Instruction:
Rewrite each of the entries below, swapping "Patent image size" for "Drawing size" and keeping everything else the same.

┄┄┄┄┄┄┄┄┄┄┄┄┄┄┄┄┄┄┄┄

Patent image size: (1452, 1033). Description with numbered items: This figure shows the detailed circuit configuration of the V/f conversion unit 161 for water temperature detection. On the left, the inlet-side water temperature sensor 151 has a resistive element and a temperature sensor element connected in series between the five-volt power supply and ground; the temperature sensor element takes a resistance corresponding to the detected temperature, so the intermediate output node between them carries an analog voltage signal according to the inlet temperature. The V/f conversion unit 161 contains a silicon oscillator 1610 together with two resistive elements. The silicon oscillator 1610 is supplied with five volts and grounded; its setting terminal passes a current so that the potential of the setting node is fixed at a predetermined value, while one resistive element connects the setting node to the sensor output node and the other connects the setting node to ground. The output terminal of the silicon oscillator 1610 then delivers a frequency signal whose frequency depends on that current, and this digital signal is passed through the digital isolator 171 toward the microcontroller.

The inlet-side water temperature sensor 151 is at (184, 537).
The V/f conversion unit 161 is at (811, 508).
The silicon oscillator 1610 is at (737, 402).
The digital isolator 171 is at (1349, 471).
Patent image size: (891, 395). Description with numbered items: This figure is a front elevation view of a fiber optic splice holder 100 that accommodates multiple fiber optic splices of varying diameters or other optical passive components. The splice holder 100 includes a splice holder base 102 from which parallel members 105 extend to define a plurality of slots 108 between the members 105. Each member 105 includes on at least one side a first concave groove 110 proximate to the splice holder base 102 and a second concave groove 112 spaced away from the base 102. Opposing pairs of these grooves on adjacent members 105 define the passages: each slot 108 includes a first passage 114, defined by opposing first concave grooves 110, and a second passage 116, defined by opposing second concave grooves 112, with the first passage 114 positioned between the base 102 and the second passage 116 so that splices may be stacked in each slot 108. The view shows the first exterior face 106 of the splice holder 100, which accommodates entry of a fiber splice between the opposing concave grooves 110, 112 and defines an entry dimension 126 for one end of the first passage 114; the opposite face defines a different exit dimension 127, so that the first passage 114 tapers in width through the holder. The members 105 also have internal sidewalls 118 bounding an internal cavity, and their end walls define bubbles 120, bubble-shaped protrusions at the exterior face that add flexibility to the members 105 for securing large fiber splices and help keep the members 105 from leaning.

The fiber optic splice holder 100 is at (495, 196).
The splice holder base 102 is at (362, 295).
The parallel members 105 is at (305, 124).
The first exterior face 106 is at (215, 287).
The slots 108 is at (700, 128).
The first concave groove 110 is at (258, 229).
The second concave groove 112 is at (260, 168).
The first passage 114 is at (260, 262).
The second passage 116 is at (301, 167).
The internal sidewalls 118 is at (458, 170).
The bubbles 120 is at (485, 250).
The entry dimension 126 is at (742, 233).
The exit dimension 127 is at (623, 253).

┄┄┄┄┄┄┄┄┄┄┄┄┄┄┄┄┄┄┄┄

Answer in full:
Drawing size: (1452, 1033). Description with numbered items: This figure shows the detailed circuit configuration of the V/f conversion unit 161 for water temperature detection. On the left, the inlet-side water temperature sensor 151 has a resistive element and a temperature sensor element connected in series between the five-volt power supply and ground; the temperature sensor element takes a resistance corresponding to the detected temperature, so the intermediate output node between them carries an analog voltage signal according to the inlet temperature. The V/f conversion unit 161 contains a silicon oscillator 1610 together with two resistive elements. The silicon oscillator 1610 is supplied with five volts and grounded; its setting terminal passes a current so that the potential of the setting node is fixed at a predetermined value, while one resistive element connects the setting node to the sensor output node and the other connects the setting node to ground. The output terminal of the silicon oscillator 1610 then delivers a frequency signal whose frequency depends on that current, and this digital signal is passed through the digital isolator 171 toward the microcontroller.

The inlet-side water temperature sensor 151 is at (184, 537).
The V/f conversion unit 161 is at (811, 508).
The silicon oscillator 1610 is at (737, 402).
The digital isolator 171 is at (1349, 471).
Drawing size: (891, 395). Description with numbered items: This figure is a front elevation view of a fiber optic splice holder 100 that accommodates multiple fiber optic splices of varying diameters or other optical passive components. The splice holder 100 includes a splice holder base 102 from which parallel members 105 extend to define a plurality of slots 108 between the members 105. Each member 105 includes on at least one side a first concave groove 110 proximate to the splice holder base 102 and a second concave groove 112 spaced away from the base 102. Opposing pairs of these grooves on adjacent members 105 define the passages: each slot 108 includes a first passage 114, defined by opposing first concave grooves 110, and a second passage 116, defined by opposing second concave grooves 112, with the first passage 114 positioned between the base 102 and the second passage 116 so that splices may be stacked in each slot 108. The view shows the first exterior face 106 of the splice holder 100, which accommodates entry of a fiber splice between the opposing concave grooves 110, 112 and defines an entry dimension 126 for one end of the first passage 114; the opposite face defines a different exit dimension 127, so that the first passage 114 tapers in width through the holder. The members 105 also have internal sidewalls 118 bounding an internal cavity, and their end walls define bubbles 120, bubble-shaped protrusions at the exterior face that add flexibility to the members 105 for securing large fiber splices and help keep the members 105 from leaning.

The fiber optic splice holder 100 is at (495, 196).
The splice holder base 102 is at (362, 295).
The parallel members 105 is at (305, 124).
The first exterior face 106 is at (215, 287).
The slots 108 is at (700, 128).
The first concave groove 110 is at (258, 229).
The second concave groove 112 is at (260, 168).
The first passage 114 is at (260, 262).
The second passage 116 is at (301, 167).
The internal sidewalls 118 is at (458, 170).
The bubbles 120 is at (485, 250).
The entry dimension 126 is at (742, 233).
The exit dimension 127 is at (623, 253).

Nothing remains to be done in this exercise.